Goal
From the entries below, copy out every line with "verde" in it.

Information shown
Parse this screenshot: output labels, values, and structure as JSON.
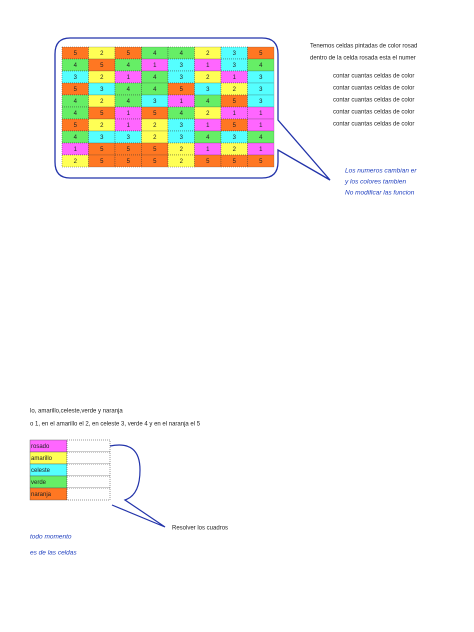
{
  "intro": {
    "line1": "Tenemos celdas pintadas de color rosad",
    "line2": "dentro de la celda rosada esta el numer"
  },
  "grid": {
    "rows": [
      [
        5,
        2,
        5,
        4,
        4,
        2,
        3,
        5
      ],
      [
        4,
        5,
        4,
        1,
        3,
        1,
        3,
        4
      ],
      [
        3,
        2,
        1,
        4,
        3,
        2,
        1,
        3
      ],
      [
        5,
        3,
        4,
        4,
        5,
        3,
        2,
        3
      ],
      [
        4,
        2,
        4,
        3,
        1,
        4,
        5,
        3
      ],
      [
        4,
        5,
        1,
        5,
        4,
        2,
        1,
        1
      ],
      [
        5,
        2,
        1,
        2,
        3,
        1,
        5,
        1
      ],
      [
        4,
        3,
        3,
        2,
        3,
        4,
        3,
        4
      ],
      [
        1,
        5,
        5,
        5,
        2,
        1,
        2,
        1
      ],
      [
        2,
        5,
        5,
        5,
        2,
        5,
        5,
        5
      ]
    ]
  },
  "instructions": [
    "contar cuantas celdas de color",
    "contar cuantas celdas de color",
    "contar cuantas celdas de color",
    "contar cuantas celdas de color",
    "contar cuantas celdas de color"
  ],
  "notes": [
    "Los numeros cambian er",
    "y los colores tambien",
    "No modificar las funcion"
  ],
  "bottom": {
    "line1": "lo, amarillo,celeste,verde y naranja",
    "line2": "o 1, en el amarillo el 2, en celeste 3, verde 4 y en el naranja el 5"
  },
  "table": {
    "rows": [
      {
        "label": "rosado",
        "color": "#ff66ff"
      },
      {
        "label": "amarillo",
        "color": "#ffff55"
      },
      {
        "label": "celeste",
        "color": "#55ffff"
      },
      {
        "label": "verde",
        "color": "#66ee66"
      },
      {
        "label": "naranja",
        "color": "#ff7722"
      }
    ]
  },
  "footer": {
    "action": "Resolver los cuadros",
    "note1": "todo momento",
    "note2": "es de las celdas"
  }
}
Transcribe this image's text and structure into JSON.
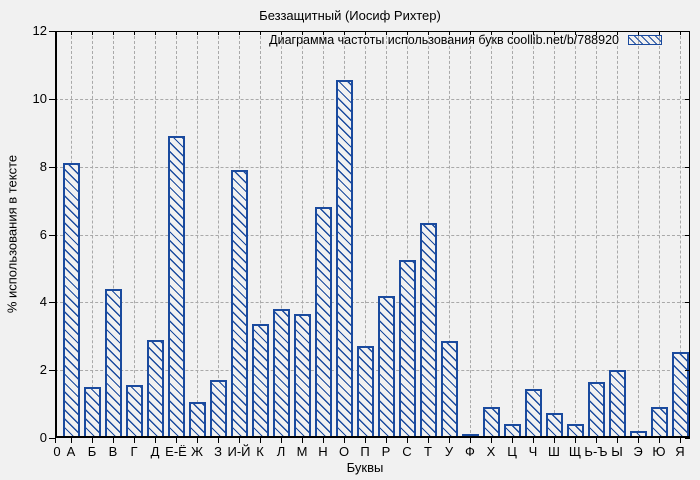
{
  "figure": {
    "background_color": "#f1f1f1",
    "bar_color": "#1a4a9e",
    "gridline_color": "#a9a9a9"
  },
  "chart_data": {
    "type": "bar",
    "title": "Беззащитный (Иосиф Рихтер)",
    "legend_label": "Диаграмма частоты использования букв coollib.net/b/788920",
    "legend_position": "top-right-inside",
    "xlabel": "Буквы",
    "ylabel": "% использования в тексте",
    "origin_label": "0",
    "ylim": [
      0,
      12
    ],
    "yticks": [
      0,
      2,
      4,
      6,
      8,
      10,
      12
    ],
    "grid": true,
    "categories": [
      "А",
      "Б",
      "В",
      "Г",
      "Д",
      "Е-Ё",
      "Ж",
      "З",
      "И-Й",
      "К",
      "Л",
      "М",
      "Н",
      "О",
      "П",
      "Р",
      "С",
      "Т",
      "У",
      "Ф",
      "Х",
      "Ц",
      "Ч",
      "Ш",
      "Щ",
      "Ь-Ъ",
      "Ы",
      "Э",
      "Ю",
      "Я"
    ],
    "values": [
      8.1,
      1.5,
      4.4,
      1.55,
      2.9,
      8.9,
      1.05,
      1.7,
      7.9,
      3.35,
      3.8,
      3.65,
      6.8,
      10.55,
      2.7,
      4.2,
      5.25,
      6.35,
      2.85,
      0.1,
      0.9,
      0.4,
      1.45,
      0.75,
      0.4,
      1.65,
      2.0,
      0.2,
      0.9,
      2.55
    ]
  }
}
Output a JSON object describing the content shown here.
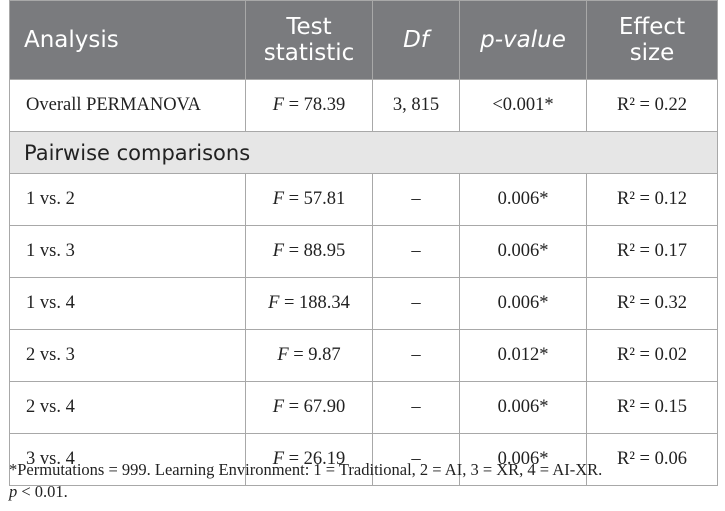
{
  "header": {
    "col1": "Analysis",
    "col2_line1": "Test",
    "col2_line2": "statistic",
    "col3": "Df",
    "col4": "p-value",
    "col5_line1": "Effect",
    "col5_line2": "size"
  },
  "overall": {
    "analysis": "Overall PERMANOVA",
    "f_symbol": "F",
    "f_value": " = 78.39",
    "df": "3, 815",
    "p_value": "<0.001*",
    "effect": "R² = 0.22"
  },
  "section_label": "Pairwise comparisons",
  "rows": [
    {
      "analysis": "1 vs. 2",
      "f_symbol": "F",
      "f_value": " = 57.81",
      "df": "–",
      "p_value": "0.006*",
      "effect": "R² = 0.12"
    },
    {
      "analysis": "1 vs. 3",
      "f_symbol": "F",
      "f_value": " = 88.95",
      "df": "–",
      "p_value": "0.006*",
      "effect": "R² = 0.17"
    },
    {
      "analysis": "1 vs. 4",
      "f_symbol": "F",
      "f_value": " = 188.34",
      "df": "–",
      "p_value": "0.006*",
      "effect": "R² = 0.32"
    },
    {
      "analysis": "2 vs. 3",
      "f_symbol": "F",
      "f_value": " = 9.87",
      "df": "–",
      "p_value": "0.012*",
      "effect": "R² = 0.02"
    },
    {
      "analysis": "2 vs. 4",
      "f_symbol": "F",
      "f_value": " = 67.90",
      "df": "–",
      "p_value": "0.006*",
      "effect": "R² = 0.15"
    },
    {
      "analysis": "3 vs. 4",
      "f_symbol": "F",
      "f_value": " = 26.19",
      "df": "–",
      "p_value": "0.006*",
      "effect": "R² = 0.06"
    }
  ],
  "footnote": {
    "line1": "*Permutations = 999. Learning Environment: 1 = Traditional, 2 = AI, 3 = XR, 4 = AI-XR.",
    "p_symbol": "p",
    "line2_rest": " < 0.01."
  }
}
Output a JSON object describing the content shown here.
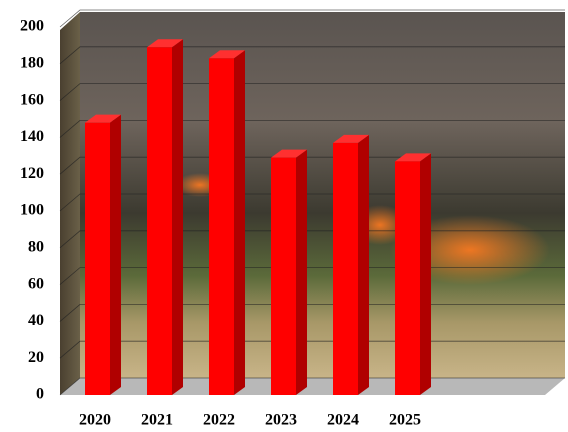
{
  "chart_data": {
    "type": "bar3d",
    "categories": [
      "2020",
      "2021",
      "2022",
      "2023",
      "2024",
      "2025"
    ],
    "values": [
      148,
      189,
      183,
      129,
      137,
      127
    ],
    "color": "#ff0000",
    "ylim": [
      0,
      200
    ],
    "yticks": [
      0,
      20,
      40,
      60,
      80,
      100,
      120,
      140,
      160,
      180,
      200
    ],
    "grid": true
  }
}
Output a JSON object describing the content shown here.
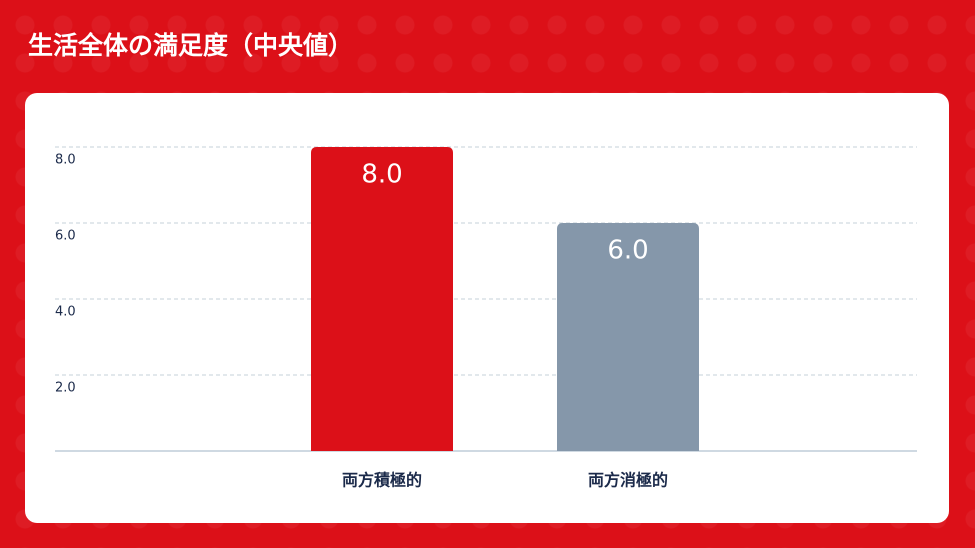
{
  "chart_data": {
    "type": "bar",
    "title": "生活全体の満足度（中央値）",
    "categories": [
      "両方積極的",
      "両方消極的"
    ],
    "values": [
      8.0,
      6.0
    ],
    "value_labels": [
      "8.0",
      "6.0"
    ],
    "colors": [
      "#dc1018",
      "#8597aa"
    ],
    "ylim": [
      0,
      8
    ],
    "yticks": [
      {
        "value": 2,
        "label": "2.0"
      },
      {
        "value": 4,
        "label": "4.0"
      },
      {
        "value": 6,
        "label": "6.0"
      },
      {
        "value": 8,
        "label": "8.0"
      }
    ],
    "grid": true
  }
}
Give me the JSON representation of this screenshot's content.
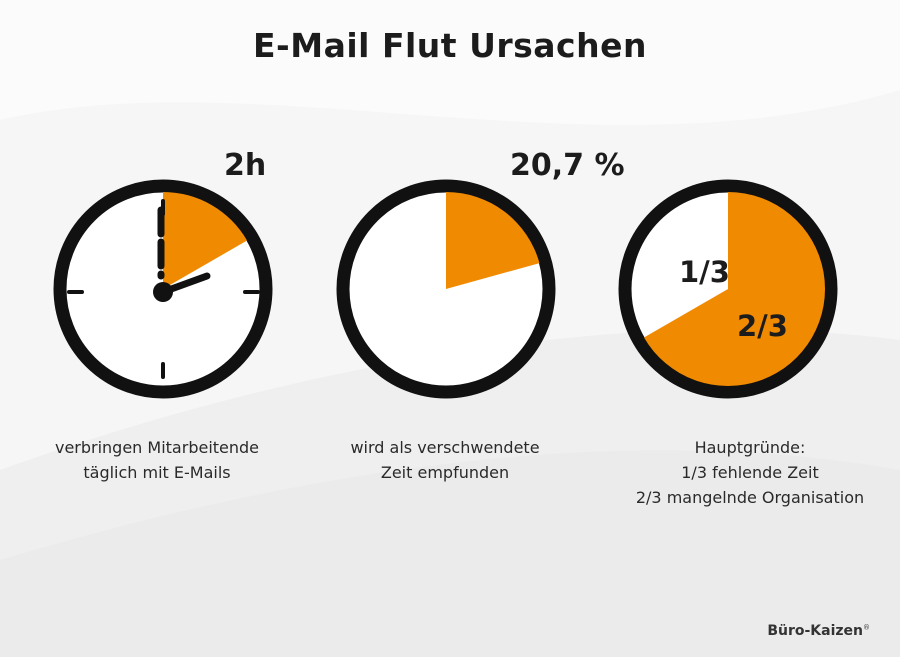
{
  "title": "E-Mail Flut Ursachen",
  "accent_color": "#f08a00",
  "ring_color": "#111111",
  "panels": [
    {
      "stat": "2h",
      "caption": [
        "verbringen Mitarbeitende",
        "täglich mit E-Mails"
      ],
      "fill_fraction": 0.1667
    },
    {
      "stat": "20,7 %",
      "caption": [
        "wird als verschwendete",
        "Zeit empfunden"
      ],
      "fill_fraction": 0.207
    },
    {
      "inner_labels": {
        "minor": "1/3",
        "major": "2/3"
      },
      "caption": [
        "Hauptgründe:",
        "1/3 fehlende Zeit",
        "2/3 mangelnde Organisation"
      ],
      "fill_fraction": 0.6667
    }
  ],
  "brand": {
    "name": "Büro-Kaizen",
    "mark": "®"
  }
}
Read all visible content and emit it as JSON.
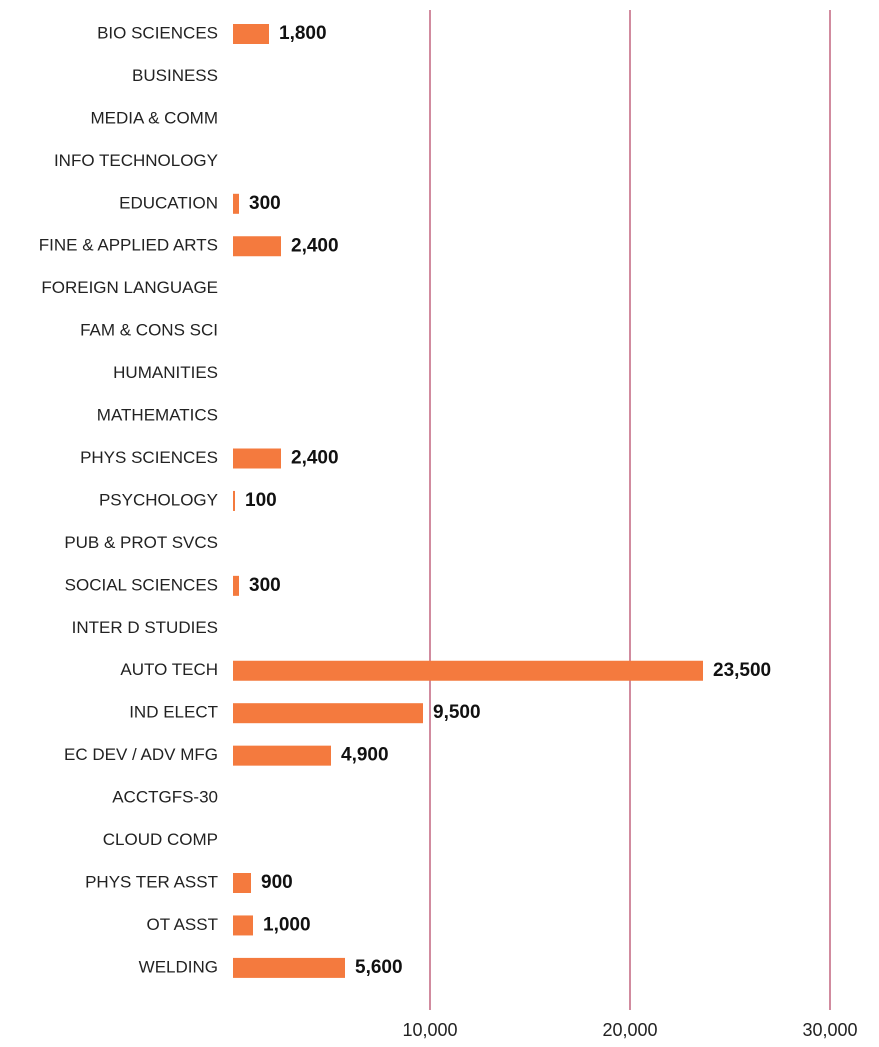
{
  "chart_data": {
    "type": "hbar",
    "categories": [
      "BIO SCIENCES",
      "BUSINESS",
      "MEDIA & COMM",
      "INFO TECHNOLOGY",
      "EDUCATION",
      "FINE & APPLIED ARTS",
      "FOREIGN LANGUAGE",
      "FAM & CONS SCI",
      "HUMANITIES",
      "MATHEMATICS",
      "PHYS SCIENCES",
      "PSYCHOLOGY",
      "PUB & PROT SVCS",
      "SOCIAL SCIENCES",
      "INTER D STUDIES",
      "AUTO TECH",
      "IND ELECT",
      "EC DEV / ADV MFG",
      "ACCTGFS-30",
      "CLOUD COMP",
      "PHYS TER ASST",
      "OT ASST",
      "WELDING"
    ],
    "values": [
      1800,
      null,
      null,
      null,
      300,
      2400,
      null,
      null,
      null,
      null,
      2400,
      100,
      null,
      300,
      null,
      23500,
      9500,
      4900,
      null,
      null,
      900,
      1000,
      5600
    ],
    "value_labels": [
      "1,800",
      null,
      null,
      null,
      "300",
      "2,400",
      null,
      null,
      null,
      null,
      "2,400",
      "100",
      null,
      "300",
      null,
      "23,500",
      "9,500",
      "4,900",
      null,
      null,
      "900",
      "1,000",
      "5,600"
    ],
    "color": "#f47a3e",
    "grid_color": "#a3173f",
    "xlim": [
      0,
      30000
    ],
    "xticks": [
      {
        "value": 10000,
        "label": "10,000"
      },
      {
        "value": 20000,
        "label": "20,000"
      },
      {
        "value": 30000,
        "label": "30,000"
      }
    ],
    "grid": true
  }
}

Output for this task
    "line1": "lo, amarillo,celeste,verde y naranja",
    "line2": "o 1, en el amarillo el 2, en celeste 3, verde 4 y en el naranja el 5"
        "label": "verde",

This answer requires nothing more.